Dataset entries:

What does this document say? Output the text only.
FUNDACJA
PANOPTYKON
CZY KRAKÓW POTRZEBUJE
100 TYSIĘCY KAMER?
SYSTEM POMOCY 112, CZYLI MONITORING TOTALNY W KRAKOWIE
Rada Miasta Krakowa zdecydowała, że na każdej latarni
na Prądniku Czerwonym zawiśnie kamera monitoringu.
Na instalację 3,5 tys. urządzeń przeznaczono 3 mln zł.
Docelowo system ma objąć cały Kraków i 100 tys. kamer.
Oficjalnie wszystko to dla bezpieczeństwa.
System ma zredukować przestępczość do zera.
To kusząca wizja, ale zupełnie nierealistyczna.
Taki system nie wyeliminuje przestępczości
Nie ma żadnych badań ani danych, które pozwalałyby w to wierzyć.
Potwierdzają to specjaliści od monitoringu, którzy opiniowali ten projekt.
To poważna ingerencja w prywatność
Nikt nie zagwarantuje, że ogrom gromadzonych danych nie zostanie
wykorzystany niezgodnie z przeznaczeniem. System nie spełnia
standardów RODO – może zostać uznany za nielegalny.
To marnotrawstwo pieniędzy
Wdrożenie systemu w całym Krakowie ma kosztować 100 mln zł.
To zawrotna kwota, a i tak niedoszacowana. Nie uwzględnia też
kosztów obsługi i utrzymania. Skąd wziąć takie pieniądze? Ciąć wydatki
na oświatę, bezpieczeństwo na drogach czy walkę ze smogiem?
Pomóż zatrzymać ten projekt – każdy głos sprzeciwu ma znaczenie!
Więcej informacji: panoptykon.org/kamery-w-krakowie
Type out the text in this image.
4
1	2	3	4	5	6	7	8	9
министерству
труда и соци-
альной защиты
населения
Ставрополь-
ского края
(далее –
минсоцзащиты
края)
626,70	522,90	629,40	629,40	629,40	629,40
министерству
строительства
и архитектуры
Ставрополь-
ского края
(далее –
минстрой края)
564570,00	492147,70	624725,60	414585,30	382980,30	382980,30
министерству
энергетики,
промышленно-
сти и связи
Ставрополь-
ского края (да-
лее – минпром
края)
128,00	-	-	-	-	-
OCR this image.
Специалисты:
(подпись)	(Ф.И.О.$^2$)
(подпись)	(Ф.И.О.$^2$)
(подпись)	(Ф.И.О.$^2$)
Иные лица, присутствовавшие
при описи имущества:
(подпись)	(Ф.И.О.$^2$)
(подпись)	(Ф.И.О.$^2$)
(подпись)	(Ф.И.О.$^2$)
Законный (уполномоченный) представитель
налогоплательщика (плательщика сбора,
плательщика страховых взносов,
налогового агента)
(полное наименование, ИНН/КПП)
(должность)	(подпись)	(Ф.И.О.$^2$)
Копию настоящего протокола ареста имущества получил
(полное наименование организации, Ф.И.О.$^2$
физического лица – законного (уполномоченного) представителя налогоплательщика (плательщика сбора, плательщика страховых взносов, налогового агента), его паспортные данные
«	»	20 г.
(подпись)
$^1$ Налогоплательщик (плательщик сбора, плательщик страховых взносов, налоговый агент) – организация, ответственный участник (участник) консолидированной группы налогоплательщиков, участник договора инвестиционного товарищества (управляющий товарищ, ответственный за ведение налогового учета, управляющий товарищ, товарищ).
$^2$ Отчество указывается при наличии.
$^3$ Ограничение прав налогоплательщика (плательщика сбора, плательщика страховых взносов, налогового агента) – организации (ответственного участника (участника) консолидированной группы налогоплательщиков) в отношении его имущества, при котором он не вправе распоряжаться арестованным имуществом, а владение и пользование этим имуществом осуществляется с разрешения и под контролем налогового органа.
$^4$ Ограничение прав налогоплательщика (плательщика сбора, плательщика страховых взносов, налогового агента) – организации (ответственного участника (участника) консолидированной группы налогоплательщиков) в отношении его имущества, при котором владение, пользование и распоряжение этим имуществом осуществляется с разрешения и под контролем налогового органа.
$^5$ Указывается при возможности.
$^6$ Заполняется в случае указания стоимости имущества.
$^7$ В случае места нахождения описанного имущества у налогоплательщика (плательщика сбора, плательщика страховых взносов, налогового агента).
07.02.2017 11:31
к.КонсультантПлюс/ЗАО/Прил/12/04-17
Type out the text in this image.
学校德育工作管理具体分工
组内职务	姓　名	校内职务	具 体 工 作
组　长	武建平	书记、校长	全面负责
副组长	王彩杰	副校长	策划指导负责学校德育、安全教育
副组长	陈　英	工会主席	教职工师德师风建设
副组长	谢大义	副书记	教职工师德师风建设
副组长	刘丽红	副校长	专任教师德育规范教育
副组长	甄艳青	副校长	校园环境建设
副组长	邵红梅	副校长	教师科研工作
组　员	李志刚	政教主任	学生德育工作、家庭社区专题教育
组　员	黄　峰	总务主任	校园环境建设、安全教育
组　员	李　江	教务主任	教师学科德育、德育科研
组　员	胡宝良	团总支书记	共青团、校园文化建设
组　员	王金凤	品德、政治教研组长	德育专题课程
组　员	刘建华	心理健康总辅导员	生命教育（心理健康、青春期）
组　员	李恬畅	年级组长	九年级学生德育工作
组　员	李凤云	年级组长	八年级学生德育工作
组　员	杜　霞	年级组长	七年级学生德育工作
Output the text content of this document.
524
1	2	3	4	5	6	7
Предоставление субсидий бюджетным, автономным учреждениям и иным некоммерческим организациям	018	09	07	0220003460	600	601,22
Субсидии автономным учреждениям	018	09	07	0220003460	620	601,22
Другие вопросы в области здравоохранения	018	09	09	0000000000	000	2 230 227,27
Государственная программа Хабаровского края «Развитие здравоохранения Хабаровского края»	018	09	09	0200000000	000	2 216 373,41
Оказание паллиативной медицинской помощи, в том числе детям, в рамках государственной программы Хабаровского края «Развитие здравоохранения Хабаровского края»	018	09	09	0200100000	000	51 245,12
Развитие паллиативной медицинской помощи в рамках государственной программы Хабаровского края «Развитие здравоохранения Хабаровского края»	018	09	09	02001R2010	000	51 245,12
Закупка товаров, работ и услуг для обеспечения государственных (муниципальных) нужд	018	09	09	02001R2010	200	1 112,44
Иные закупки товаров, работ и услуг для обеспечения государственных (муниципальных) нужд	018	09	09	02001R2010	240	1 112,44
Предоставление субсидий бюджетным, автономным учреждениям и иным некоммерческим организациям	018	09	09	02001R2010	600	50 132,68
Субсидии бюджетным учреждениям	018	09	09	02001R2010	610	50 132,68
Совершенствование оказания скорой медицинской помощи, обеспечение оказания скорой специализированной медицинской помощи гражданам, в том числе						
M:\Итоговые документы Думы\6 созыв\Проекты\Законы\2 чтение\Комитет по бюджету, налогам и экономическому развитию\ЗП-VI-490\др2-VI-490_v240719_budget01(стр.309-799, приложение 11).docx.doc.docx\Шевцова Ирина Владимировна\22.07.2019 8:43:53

What you need to do: Count each line above in which the string "автономным" appears, then state only the total.

Task output: 3